**EXERCISE:**
How many lines of the records hold the string "Димитріевичъ"? Reply with the number alone.

[Recorded data]
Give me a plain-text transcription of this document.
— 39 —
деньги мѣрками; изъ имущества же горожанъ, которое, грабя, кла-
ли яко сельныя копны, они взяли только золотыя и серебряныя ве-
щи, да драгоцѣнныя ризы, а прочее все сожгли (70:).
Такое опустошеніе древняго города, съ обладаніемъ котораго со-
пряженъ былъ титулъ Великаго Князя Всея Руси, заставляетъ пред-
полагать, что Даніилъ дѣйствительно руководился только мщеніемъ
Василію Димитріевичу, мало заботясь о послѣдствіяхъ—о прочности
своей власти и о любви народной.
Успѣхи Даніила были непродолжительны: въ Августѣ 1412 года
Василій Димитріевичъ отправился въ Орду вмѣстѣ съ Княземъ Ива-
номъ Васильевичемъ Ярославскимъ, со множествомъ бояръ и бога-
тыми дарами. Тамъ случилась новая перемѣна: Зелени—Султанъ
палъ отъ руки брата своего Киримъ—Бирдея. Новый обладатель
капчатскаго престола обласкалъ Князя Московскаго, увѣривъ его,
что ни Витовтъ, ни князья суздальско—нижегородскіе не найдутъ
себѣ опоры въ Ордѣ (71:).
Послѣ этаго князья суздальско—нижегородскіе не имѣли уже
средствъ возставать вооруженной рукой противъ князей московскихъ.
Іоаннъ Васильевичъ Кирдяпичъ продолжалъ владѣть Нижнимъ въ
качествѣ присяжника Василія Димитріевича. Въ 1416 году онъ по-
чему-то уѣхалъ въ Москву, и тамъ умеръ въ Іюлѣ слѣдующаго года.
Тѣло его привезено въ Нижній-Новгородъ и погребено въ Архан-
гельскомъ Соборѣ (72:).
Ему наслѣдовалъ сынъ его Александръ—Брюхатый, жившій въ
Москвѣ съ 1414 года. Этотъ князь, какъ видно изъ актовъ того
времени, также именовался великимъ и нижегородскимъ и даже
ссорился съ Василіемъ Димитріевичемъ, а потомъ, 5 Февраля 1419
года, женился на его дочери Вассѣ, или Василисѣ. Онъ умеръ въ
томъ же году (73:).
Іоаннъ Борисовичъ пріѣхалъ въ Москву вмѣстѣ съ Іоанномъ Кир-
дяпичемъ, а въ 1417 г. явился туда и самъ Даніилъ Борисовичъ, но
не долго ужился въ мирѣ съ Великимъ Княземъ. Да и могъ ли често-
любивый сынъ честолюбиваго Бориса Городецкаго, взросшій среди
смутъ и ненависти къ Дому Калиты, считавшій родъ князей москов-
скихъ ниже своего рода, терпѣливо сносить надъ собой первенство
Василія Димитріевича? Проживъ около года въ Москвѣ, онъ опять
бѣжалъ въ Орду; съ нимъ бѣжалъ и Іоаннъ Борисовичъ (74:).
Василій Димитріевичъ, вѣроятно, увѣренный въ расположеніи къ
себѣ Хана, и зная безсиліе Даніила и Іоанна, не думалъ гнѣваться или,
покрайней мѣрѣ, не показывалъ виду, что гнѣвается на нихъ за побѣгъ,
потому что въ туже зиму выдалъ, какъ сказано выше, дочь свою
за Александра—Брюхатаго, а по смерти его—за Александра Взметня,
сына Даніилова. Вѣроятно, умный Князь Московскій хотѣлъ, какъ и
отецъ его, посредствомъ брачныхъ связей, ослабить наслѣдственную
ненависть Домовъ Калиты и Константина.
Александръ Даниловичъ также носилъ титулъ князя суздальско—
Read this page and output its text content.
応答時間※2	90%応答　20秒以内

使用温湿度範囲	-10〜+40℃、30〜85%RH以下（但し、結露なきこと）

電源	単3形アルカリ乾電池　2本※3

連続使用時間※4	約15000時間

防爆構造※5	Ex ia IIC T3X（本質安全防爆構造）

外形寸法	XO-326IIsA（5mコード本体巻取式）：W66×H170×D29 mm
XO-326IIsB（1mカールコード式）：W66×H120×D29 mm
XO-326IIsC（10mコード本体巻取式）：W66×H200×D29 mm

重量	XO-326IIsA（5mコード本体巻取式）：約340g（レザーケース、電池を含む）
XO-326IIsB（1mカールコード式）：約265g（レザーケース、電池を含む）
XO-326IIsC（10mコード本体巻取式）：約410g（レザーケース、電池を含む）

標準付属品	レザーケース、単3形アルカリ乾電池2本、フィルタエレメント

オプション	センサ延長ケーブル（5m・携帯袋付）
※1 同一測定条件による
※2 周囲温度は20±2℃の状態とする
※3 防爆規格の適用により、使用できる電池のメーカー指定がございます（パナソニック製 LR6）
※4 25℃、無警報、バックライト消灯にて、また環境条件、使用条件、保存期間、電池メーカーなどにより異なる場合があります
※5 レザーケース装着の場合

**FINISHED TASK:**
2